WORK REQUEST:
Summarize the abstract on the CpG-enhanced hantavirus plasmid vector in two sentences.

TEXT SHOWN:
::::::::::
Studies on the Immune Responses Induced by the CpG-enhanced Plasmid DNA Vector Encoding Hantavirus Nucleiocapsid Protein

Bacterial and synthetic DNA containing CpG dinucleotides in specific sequence contexts are being tested as immune adjuvants in many disease settings. To study the immune responses induced by the CpG-enhanced plasmid DNA vector encoding hantavirus nucleiocapsid protein. BALB/c mice were immunized three times by intramuscular inoculations of the recombinant eukaryotic expression vector pcDNA3.1+S(ISS) at 2-wk intervals. To evaluate the humoral and cellular immune responses, antigen-specific lymphocyte proliferation and antibody production were assayed by MTT method and ELISA,respectively. In addition,the level of interleukin-4 and interferon-γ in the splenic lymphocytic cultured supernatant were detected with ELISA kit at various times. We found that the group immunized with pcDNA3.1+S(ISS) had more Ab response against NP compared with the control group over the period, specially at 35d and 42d,after the primary immunization. The antibody mean titre of the group immunized with pcDNA3.1+S(ISS) was increased to about 1:90 at 42d,significantly higher than that of the group immunized with pcDNA3.1+S alone, in which the mean titre was about 1:70. The stimulation index of the groups immunized with pcDNA3.1+S (ISS), pcDNA3.1+S and pcDNA3.1 were 1.67,1.43 and 0.797,respectively. The recombinant plasmid pcDNA3.1+S (ISS) markedly increased the production of IFN-γ but had no influence on the production of IL-4 compared with pcDNA3.1+S alone. These data indicated that CpG-enhanced plasmid induced augmented immune responses and could be used to vaccinate against pathogens requring a strong cellular response for protection.
::::::::::
DATA:
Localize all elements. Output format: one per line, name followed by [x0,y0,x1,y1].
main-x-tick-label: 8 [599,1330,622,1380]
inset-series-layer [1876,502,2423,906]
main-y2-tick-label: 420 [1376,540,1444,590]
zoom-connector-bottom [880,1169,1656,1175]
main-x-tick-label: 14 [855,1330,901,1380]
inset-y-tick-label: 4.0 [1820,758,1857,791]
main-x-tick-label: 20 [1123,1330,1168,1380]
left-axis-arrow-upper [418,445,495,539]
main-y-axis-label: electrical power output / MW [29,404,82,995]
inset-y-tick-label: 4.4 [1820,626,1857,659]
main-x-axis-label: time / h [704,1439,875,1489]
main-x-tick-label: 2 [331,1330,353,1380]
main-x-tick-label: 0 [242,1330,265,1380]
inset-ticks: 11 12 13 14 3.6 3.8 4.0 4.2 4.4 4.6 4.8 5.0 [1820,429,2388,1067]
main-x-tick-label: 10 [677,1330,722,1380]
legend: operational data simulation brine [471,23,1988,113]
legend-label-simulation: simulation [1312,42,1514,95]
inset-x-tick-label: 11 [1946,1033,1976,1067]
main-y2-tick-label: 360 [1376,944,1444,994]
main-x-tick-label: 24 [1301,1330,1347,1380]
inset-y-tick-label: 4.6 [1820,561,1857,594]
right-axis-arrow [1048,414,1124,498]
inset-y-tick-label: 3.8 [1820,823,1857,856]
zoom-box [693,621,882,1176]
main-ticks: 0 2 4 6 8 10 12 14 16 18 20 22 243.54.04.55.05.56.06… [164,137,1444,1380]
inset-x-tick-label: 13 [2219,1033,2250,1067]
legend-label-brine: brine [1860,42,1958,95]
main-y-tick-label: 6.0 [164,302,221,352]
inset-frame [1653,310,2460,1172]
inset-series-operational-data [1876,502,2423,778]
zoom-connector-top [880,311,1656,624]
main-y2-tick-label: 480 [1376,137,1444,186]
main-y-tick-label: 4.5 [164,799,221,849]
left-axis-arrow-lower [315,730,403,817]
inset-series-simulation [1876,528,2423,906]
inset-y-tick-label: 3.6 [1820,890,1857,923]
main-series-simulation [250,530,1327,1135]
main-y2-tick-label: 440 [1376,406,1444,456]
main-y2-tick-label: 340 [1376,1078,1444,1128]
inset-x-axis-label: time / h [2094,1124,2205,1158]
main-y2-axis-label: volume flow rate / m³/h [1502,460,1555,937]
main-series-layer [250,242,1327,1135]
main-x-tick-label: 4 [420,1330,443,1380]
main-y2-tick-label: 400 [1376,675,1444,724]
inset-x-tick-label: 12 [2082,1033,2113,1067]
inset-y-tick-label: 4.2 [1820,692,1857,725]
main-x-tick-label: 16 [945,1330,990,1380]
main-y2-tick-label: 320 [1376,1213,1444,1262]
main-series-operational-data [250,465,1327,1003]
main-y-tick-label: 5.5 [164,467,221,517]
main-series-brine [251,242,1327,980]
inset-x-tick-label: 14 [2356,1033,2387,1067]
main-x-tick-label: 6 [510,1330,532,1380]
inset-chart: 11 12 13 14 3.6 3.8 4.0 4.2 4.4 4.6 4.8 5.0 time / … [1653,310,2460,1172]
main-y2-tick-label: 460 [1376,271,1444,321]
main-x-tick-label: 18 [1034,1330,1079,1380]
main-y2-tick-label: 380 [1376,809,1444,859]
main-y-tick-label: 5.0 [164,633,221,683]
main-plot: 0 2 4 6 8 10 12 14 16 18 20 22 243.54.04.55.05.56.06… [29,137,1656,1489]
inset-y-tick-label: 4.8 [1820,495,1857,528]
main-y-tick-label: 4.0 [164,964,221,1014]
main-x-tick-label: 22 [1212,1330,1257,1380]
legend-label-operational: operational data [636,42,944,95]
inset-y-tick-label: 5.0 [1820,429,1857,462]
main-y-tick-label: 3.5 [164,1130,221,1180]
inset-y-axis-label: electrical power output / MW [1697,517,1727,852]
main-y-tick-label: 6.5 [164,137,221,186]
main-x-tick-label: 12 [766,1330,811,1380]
::::::::::
WRITTEN REPLY:
BALB/c mice were immunized three times intramuscularly with the CpG-enhanced plasmid pcDNA3.1+S(ISS), which encodes a hantavirus protein, and their antibody production, lymphocyte proliferation, and interleukin-4 and interferon-γ levels were measured. Compared with pcDNA3.1+S alone, it produced a higher antibody titer (about 1:90 versus about 1:70 at day 42), a higher stimulation index (1.67 versus 1.43), and more interferon-γ with no effect on interleukin-4, indicating that it could be used to vaccinate against pathogens that require a strong cellular response.